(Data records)
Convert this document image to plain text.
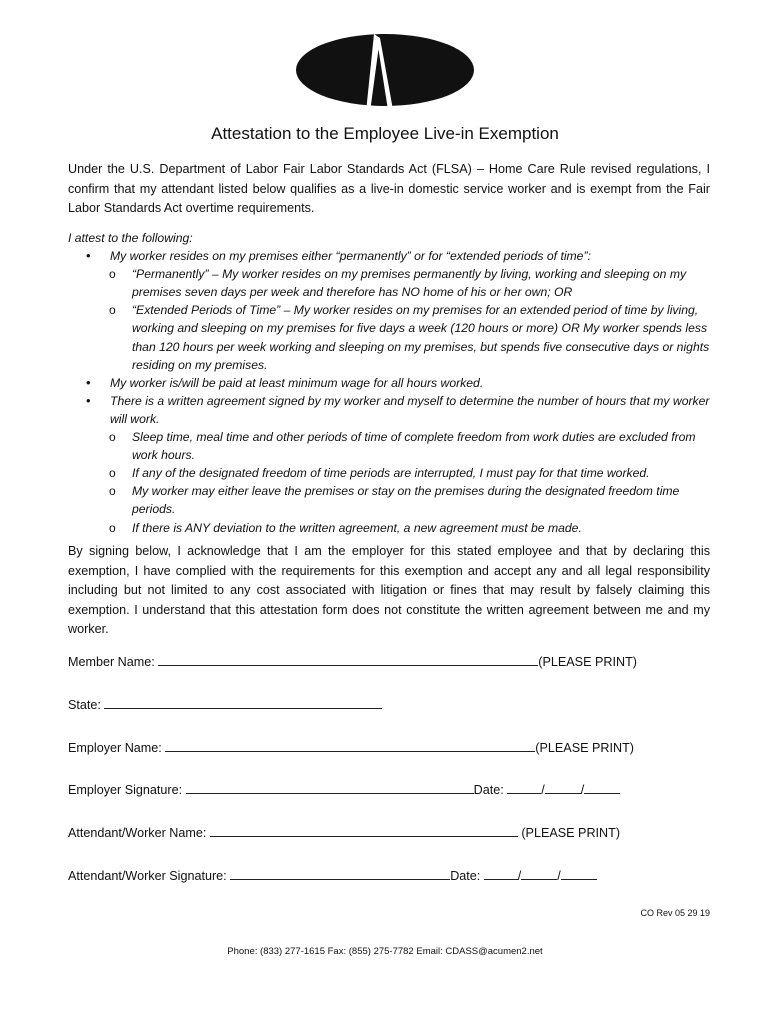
Attestation to the Employee Live-in Exemption
Under the U.S. Department of Labor Fair Labor Standards Act (FLSA) – Home Care Rule revised regulations, I confirm that my attendant listed below qualifies as a live-in domestic service worker and is exempt from the Fair Labor Standards Act overtime requirements.
I attest to the following:
• My worker resides on my premises either “permanently” or for “extended periods of time”:
o “Permanently” – My worker resides on my premises permanently by living, working and sleeping on my premises seven days per week and therefore has NO home of his or her own; OR
o “Extended Periods of Time” – My worker resides on my premises for an extended period of time by living, working and sleeping on my premises for five days a week (120 hours or more) OR My worker spends less than 120 hours per week working and sleeping on my premises, but spends five consecutive days or nights residing on my premises.
• My worker is/will be paid at least minimum wage for all hours worked.
• There is a written agreement signed by my worker and myself to determine the number of hours that my worker will work.
o Sleep time, meal time and other periods of time of complete freedom from work duties are excluded from work hours.
o If any of the designated freedom of time periods are interrupted, I must pay for that time worked.
o My worker may either leave the premises or stay on the premises during the designated freedom time periods.
o If there is ANY deviation to the written agreement, a new agreement must be made.
By signing below, I acknowledge that I am the employer for this stated employee and that by declaring this exemption, I have complied with the requirements for this exemption and accept any and all legal responsibility including but not limited to any cost associated with litigation or fines that may result by falsely claiming this exemption. I understand that this attestation form does not constitute the written agreement between me and my worker.
Member Name:	(PLEASE PRINT)
State:
Employer Name:	(PLEASE PRINT)
Employer Signature:	Date:	/	/
Attendant/Worker Name:	(PLEASE PRINT)
Attendant/Worker Signature:	Date:	/	/
CO Rev 05 29 19
Phone: (833) 277-1615 Fax: (855) 275-7782 Email: CDASS@acumen2.net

Your instructions ::
Reproduce the entries exactly. Do not carry over any picture.

Finished exercise ::
Convert this document image to plain text.
Attestation to the Employee Live-in Exemption
Under the U.S. Department of Labor Fair Labor Standards Act (FLSA) – Home Care Rule revised regulations, I confirm that my attendant listed below qualifies as a live-in domestic service worker and is exempt from the Fair Labor Standards Act overtime requirements.
I attest to the following:
• My worker resides on my premises either “permanently” or for “extended periods of time”:
o “Permanently” – My worker resides on my premises permanently by living, working and sleeping on my premises seven days per week and therefore has NO home of his or her own; OR
o “Extended Periods of Time” – My worker resides on my premises for an extended period of time by living, working and sleeping on my premises for five days a week (120 hours or more) OR My worker spends less than 120 hours per week working and sleeping on my premises, but spends five consecutive days or nights residing on my premises.
• My worker is/will be paid at least minimum wage for all hours worked.
• There is a written agreement signed by my worker and myself to determine the number of hours that my worker will work.
o Sleep time, meal time and other periods of time of complete freedom from work duties are excluded from work hours.
o If any of the designated freedom of time periods are interrupted, I must pay for that time worked.
o My worker may either leave the premises or stay on the premises during the designated freedom time periods.
o If there is ANY deviation to the written agreement, a new agreement must be made.
By signing below, I acknowledge that I am the employer for this stated employee and that by declaring this exemption, I have complied with the requirements for this exemption and accept any and all legal responsibility including but not limited to any cost associated with litigation or fines that may result by falsely claiming this exemption. I understand that this attestation form does not constitute the written agreement between me and my worker.
Member Name:	(PLEASE PRINT)
State:
Employer Name:	(PLEASE PRINT)
Employer Signature:	Date:	/	/
Attendant/Worker Name:	(PLEASE PRINT)
Attendant/Worker Signature:	Date:	/	/
CO Rev 05 29 19
Phone: (833) 277-1615 Fax: (855) 275-7782 Email: CDASS@acumen2.net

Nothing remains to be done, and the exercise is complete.